PROBLEM =
What follows are records. Restate all of them word for word.

DATA =

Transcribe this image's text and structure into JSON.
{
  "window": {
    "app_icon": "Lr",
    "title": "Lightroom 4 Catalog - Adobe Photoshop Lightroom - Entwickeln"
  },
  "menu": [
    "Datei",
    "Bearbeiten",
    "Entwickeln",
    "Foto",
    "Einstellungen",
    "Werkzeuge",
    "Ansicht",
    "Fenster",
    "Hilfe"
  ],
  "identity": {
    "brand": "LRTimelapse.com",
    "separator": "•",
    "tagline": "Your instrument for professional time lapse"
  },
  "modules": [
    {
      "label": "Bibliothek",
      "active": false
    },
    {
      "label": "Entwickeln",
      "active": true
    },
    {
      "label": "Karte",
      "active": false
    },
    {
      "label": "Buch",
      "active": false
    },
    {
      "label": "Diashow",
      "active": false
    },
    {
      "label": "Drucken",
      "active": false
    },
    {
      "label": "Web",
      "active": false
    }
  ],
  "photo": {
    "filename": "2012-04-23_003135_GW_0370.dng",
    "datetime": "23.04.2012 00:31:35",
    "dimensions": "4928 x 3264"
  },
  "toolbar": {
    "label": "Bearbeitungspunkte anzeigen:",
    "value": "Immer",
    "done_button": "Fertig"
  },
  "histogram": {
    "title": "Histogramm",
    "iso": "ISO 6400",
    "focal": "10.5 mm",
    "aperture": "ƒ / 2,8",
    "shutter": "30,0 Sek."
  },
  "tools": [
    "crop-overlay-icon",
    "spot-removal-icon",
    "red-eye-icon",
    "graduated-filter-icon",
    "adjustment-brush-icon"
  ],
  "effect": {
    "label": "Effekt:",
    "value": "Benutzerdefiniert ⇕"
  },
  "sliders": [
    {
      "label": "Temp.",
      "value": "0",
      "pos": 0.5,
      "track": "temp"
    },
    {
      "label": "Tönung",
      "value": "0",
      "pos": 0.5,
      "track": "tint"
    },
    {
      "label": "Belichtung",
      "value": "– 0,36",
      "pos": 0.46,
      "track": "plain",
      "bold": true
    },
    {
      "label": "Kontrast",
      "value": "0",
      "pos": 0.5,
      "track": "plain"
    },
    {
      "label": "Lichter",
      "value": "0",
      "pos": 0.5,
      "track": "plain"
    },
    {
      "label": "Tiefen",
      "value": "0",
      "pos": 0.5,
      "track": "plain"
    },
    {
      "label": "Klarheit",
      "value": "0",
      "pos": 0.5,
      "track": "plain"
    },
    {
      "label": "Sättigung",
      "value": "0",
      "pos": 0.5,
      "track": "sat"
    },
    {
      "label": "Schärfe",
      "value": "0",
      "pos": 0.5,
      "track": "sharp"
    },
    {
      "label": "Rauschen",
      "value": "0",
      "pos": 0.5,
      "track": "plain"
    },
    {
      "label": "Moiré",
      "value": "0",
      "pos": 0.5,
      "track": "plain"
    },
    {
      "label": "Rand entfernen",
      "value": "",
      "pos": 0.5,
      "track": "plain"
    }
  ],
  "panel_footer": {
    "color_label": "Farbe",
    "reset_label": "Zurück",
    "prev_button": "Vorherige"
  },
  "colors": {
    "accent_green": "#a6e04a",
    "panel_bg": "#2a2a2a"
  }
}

PROBLEM SOLUTION =
Transcribe this image's text and structure into JSON.
{
  "window": {
    "app_icon": "Lr",
    "title": "Lightroom 4 Catalog - Adobe Photoshop Lightroom - Entwickeln"
  },
  "menu": [
    "Datei",
    "Bearbeiten",
    "Entwickeln",
    "Foto",
    "Einstellungen",
    "Werkzeuge",
    "Ansicht",
    "Fenster",
    "Hilfe"
  ],
  "identity": {
    "brand": "LRTimelapse.com",
    "separator": "•",
    "tagline": "Your instrument for professional time lapse"
  },
  "modules": [
    {
      "label": "Bibliothek",
      "active": false
    },
    {
      "label": "Entwickeln",
      "active": true
    },
    {
      "label": "Karte",
      "active": false
    },
    {
      "label": "Buch",
      "active": false
    },
    {
      "label": "Diashow",
      "active": false
    },
    {
      "label": "Drucken",
      "active": false
    },
    {
      "label": "Web",
      "active": false
    }
  ],
  "photo": {
    "filename": "2012-04-23_003135_GW_0370.dng",
    "datetime": "23.04.2012 00:31:35",
    "dimensions": "4928 x 3264"
  },
  "toolbar": {
    "label": "Bearbeitungspunkte anzeigen:",
    "value": "Immer",
    "done_button": "Fertig"
  },
  "histogram": {
    "title": "Histogramm",
    "iso": "ISO 6400",
    "focal": "10.5 mm",
    "aperture": "ƒ / 2,8",
    "shutter": "30,0 Sek."
  },
  "tools": [
    "crop-overlay-icon",
    "spot-removal-icon",
    "red-eye-icon",
    "graduated-filter-icon",
    "adjustment-brush-icon"
  ],
  "effect": {
    "label": "Effekt:",
    "value": "Benutzerdefiniert ⇕"
  },
  "sliders": [
    {
      "label": "Temp.",
      "value": "0",
      "pos": 0.5,
      "track": "temp"
    },
    {
      "label": "Tönung",
      "value": "0",
      "pos": 0.5,
      "track": "tint"
    },
    {
      "label": "Belichtung",
      "value": "– 0,36",
      "pos": 0.46,
      "track": "plain",
      "bold": true
    },
    {
      "label": "Kontrast",
      "value": "0",
      "pos": 0.5,
      "track": "plain"
    },
    {
      "label": "Lichter",
      "value": "0",
      "pos": 0.5,
      "track": "plain"
    },
    {
      "label": "Tiefen",
      "value": "0",
      "pos": 0.5,
      "track": "plain"
    },
    {
      "label": "Klarheit",
      "value": "0",
      "pos": 0.5,
      "track": "plain"
    },
    {
      "label": "Sättigung",
      "value": "0",
      "pos": 0.5,
      "track": "sat"
    },
    {
      "label": "Schärfe",
      "value": "0",
      "pos": 0.5,
      "track": "sharp"
    },
    {
      "label": "Rauschen",
      "value": "0",
      "pos": 0.5,
      "track": "plain"
    },
    {
      "label": "Moiré",
      "value": "0",
      "pos": 0.5,
      "track": "plain"
    },
    {
      "label": "Rand entfernen",
      "value": "",
      "pos": 0.5,
      "track": "plain"
    }
  ],
  "panel_footer": {
    "color_label": "Farbe",
    "reset_label": "Zurück",
    "prev_button": "Vorherige"
  },
  "colors": {
    "accent_green": "#a6e04a",
    "panel_bg": "#2a2a2a"
  }
}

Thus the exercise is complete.